• EXERCISE PROMPT: Copy out the entries word for word, starting at the line that has "legend-label: female xyxy=(1106,67,1148,83)" and ending after the line that has "y-axis-label: Count xyxy=(17,193,36,242)".

• RECORDS TO USE:
★ ★ ★

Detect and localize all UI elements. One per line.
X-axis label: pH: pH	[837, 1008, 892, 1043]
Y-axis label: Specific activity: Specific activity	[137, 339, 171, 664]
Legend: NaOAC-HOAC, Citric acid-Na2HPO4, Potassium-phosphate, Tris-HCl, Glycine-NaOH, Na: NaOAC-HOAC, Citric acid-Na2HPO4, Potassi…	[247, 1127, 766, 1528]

★ ★ ★

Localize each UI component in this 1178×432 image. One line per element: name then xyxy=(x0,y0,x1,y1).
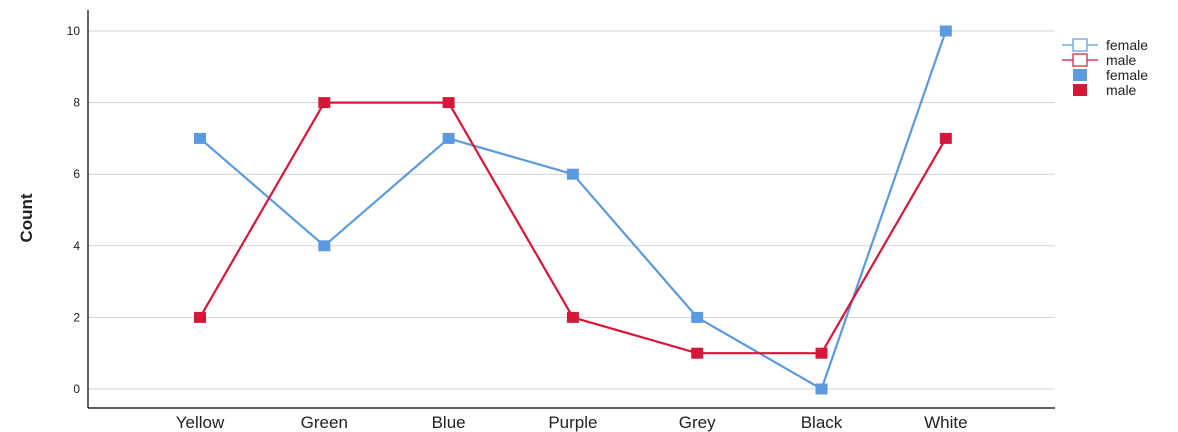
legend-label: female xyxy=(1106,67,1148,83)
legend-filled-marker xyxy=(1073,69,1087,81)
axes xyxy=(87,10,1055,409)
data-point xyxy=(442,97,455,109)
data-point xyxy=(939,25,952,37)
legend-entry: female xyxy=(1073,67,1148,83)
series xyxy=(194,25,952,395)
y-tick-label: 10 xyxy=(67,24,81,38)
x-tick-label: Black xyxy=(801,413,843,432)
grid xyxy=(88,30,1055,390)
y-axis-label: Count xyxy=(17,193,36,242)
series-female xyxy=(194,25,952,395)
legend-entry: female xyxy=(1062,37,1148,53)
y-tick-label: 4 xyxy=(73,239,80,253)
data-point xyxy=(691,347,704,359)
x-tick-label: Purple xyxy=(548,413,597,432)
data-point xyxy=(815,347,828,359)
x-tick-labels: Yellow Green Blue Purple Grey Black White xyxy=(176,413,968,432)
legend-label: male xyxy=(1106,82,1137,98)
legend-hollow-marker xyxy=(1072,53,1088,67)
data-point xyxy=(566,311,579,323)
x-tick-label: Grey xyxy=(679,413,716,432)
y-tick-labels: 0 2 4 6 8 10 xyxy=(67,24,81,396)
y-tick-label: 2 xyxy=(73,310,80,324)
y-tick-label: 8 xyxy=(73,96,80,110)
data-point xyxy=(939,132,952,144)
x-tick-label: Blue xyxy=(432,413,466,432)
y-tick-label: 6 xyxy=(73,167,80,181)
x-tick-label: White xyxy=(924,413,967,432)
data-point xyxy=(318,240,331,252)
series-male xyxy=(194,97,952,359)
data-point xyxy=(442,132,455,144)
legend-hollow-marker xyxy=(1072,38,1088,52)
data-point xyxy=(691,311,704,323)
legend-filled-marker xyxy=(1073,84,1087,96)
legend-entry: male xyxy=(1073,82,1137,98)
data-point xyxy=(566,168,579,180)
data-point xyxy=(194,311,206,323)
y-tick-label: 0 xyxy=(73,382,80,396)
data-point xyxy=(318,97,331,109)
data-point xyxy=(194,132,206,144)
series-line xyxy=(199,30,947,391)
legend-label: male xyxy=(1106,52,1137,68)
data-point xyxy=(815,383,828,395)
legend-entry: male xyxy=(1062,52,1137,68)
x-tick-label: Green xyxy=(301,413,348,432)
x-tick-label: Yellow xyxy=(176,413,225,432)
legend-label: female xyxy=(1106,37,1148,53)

★ ★ ★

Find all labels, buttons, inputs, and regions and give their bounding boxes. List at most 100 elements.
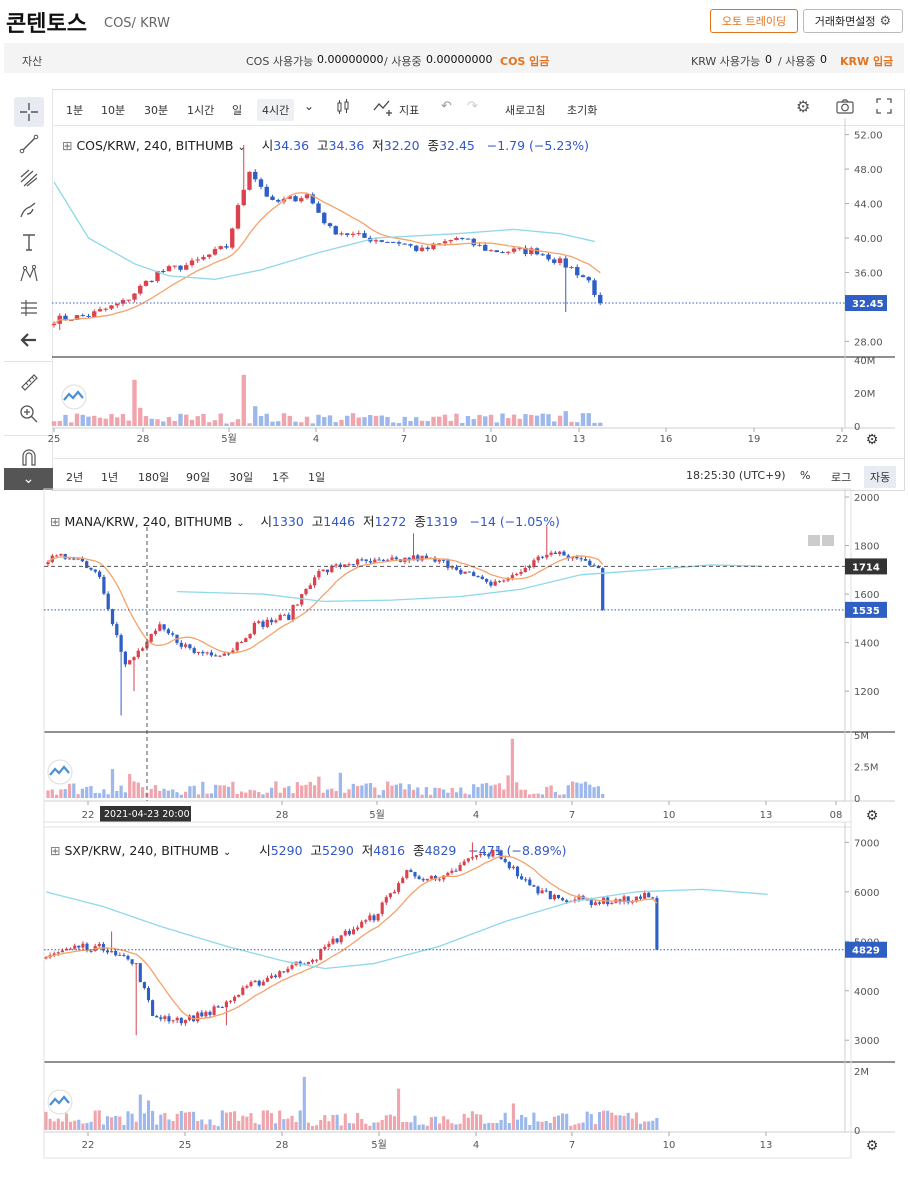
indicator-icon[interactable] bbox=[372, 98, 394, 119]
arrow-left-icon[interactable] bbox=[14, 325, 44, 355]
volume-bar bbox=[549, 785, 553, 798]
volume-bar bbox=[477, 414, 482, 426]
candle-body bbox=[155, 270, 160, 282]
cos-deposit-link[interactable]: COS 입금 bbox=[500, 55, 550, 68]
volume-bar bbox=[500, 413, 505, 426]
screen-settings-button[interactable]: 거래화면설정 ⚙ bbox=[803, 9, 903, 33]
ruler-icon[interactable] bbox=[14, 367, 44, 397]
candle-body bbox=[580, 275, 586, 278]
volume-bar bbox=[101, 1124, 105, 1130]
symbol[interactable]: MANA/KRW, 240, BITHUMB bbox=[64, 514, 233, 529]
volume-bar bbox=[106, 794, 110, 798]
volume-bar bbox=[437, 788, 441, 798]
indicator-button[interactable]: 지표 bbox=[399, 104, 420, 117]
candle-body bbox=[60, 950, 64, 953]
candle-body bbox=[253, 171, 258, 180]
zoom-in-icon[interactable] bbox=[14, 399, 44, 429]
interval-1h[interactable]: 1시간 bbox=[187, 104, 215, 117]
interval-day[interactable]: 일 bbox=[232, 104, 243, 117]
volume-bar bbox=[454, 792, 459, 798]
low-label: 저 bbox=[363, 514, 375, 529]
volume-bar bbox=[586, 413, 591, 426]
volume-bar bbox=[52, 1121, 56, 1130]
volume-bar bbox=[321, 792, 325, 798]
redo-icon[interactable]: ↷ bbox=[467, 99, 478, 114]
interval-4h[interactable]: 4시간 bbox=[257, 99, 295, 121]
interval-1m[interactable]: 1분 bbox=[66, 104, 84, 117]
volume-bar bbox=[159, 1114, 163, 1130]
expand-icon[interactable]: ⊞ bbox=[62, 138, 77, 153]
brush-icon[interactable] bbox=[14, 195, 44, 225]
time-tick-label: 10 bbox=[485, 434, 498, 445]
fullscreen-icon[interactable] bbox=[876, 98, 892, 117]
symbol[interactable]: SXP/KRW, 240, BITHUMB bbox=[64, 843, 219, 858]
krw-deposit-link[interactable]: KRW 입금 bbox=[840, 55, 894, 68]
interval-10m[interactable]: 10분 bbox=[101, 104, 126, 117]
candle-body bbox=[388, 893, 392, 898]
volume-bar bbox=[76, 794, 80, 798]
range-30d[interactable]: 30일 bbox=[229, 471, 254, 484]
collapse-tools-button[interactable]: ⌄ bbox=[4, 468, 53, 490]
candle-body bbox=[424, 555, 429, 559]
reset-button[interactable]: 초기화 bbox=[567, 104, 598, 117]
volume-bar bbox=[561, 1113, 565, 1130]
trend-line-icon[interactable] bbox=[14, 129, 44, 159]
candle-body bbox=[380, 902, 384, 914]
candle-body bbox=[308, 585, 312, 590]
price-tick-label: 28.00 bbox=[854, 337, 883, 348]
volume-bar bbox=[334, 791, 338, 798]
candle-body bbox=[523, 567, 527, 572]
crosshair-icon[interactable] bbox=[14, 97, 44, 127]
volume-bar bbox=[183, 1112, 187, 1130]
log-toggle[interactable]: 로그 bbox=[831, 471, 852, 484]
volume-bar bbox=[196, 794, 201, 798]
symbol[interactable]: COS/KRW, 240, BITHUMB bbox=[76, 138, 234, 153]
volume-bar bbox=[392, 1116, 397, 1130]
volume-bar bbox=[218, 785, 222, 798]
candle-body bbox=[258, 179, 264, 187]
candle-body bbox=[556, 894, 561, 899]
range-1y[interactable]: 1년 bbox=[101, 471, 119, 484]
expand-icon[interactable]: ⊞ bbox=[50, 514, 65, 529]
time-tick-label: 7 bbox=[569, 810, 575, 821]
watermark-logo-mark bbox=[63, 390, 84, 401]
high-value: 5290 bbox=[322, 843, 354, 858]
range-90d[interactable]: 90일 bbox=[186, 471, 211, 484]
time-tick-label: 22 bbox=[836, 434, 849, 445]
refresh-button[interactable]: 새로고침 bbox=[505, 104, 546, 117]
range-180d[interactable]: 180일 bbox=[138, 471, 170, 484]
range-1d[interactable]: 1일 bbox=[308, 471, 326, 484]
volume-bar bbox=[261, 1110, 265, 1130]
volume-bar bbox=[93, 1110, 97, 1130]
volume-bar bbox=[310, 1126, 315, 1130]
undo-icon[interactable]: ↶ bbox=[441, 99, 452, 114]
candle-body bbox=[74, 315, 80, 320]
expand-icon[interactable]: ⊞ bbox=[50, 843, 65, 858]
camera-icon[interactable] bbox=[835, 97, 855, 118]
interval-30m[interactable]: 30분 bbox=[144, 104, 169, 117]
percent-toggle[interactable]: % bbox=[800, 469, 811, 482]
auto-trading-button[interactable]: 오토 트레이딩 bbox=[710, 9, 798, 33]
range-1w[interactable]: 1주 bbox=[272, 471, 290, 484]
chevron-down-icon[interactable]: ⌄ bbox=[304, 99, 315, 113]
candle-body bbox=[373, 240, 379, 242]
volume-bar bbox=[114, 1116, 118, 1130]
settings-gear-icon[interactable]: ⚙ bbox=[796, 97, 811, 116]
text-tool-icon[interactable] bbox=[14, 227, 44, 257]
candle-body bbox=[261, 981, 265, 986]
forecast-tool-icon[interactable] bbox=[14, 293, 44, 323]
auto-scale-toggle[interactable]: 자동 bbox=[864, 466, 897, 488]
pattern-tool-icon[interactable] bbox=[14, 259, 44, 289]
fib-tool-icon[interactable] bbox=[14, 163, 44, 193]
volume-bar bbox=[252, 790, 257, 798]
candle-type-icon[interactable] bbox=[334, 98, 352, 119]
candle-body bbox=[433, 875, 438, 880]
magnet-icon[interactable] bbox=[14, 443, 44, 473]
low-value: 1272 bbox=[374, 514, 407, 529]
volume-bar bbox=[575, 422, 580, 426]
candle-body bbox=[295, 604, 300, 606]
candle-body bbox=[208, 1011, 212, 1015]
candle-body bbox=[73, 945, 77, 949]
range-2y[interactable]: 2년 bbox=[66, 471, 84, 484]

★ ★ ★

• WRITTEN RESPONSE:
legend-label: female xyxy=(1106,67,1148,83)
legend-filled-marker xyxy=(1073,69,1087,81)
axes xyxy=(87,10,1055,409)
data-point xyxy=(442,97,455,109)
data-point xyxy=(939,25,952,37)
legend-entry: female xyxy=(1073,67,1148,83)
series xyxy=(194,25,952,395)
y-tick-label: 10 xyxy=(67,24,81,38)
x-tick-label: Black xyxy=(801,413,843,432)
grid xyxy=(88,30,1055,390)
y-axis-label: Count xyxy=(17,193,36,242)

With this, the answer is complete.